EXERCISE DESCRIPTION: Your task is to transcribe all of the records exactly and leave out the pictures.

Data entries for graphics:
* start *

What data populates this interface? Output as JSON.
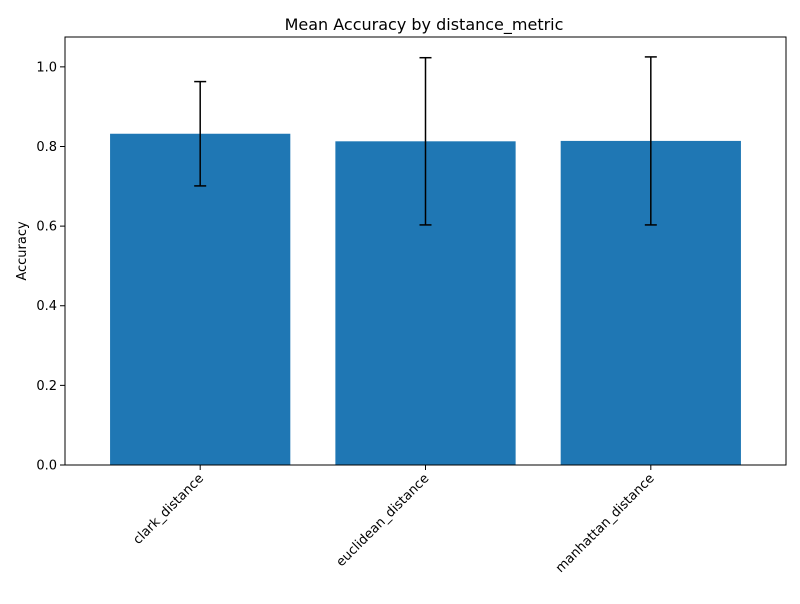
{
  "colors": {
    "bar": "#1f77b4",
    "axis": "#000000",
    "errorbar": "#000000",
    "background": "#ffffff"
  },
  "chart_data": {
    "type": "bar",
    "title": "Mean Accuracy by distance_metric",
    "xlabel": "",
    "ylabel": "Accuracy",
    "ylim": [
      0,
      1.075
    ],
    "categories": [
      "clark_distance",
      "euclidean_distance",
      "manhattan_distance"
    ],
    "values": [
      0.832,
      0.813,
      0.814
    ],
    "error": [
      0.131,
      0.21,
      0.211
    ],
    "yticks": [
      0.0,
      0.2,
      0.4,
      0.6,
      0.8,
      1.0
    ],
    "ytick_labels": [
      "0.0",
      "0.2",
      "0.4",
      "0.6",
      "0.8",
      "1.0"
    ],
    "grid": false,
    "legend": "none"
  }
}
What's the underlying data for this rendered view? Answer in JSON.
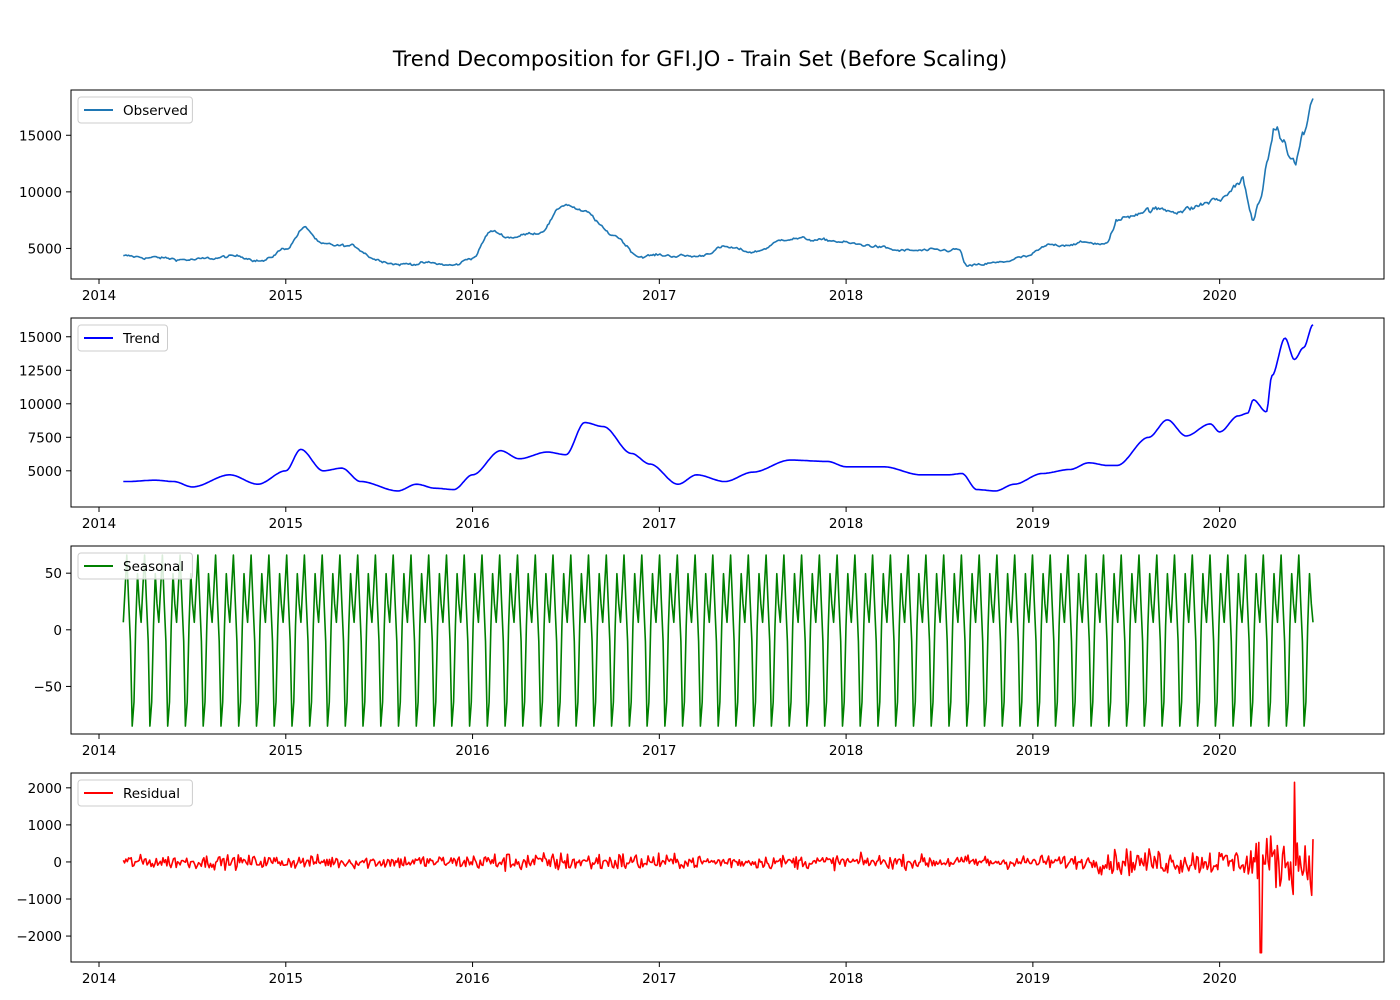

* end *

THE RESPONSE:
What data populates this interface? Output as JSON.
{
  "colors": {
    "bar": "#1f77b4",
    "axis": "#000000",
    "errorbar": "#000000",
    "background": "#ffffff"
  },
  "chart_data": {
    "type": "bar",
    "title": "Mean Accuracy by distance_metric",
    "xlabel": "",
    "ylabel": "Accuracy",
    "ylim": [
      0,
      1.075
    ],
    "categories": [
      "clark_distance",
      "euclidean_distance",
      "manhattan_distance"
    ],
    "values": [
      0.832,
      0.813,
      0.814
    ],
    "error": [
      0.131,
      0.21,
      0.211
    ],
    "yticks": [
      0.0,
      0.2,
      0.4,
      0.6,
      0.8,
      1.0
    ],
    "ytick_labels": [
      "0.0",
      "0.2",
      "0.4",
      "0.6",
      "0.8",
      "1.0"
    ],
    "grid": false,
    "legend": "none"
  }
}
What's the underlying data for this rendered view? Answer in JSON.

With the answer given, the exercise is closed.